▼▼▼

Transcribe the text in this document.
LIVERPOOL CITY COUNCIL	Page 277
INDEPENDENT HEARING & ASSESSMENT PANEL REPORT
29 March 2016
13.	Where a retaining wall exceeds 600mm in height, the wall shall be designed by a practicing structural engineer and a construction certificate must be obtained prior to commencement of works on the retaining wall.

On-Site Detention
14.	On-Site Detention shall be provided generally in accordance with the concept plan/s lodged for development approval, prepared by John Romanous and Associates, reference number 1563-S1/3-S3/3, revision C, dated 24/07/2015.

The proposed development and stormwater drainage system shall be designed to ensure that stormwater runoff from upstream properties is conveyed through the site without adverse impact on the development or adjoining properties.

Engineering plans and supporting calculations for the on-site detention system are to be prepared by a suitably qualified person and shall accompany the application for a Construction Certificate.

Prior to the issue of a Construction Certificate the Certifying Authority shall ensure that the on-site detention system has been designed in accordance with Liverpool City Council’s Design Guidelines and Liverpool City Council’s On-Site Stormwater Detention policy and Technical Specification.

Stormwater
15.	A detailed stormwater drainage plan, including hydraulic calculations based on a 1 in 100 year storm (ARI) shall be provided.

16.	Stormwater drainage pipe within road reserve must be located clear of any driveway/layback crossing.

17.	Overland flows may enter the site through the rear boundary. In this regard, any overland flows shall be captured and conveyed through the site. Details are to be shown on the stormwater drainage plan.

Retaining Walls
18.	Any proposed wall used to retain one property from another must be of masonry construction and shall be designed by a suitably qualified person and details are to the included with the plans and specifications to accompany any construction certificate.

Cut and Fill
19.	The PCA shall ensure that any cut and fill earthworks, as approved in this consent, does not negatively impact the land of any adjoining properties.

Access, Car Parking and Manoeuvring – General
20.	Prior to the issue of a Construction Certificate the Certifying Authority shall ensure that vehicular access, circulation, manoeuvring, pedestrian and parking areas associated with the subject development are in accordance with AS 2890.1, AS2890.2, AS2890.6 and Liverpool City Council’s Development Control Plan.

▲▲▲

### TASK DIRECTIONS
Go through the material above line by line and copy it exactly.

### SOLUTION
Transcribe the text in this document.
LIVERPOOL CITY COUNCIL	Page 277
INDEPENDENT HEARING & ASSESSMENT PANEL REPORT
29 March 2016
13.	Where a retaining wall exceeds 600mm in height, the wall shall be designed by a practicing structural engineer and a construction certificate must be obtained prior to commencement of works on the retaining wall.

On-Site Detention
14.	On-Site Detention shall be provided generally in accordance with the concept plan/s lodged for development approval, prepared by John Romanous and Associates, reference number 1563-S1/3-S3/3, revision C, dated 24/07/2015.

The proposed development and stormwater drainage system shall be designed to ensure that stormwater runoff from upstream properties is conveyed through the site without adverse impact on the development or adjoining properties.

Engineering plans and supporting calculations for the on-site detention system are to be prepared by a suitably qualified person and shall accompany the application for a Construction Certificate.

Prior to the issue of a Construction Certificate the Certifying Authority shall ensure that the on-site detention system has been designed in accordance with Liverpool City Council’s Design Guidelines and Liverpool City Council’s On-Site Stormwater Detention policy and Technical Specification.

Stormwater
15.	A detailed stormwater drainage plan, including hydraulic calculations based on a 1 in 100 year storm (ARI) shall be provided.

16.	Stormwater drainage pipe within road reserve must be located clear of any driveway/layback crossing.

17.	Overland flows may enter the site through the rear boundary. In this regard, any overland flows shall be captured and conveyed through the site. Details are to be shown on the stormwater drainage plan.

Retaining Walls
18.	Any proposed wall used to retain one property from another must be of masonry construction and shall be designed by a suitably qualified person and details are to the included with the plans and specifications to accompany any construction certificate.

Cut and Fill
19.	The PCA shall ensure that any cut and fill earthworks, as approved in this consent, does not negatively impact the land of any adjoining properties.

Access, Car Parking and Manoeuvring – General
20.	Prior to the issue of a Construction Certificate the Certifying Authority shall ensure that vehicular access, circulation, manoeuvring, pedestrian and parking areas associated with the subject development are in accordance with AS 2890.1, AS2890.2, AS2890.6 and Liverpool City Council’s Development Control Plan.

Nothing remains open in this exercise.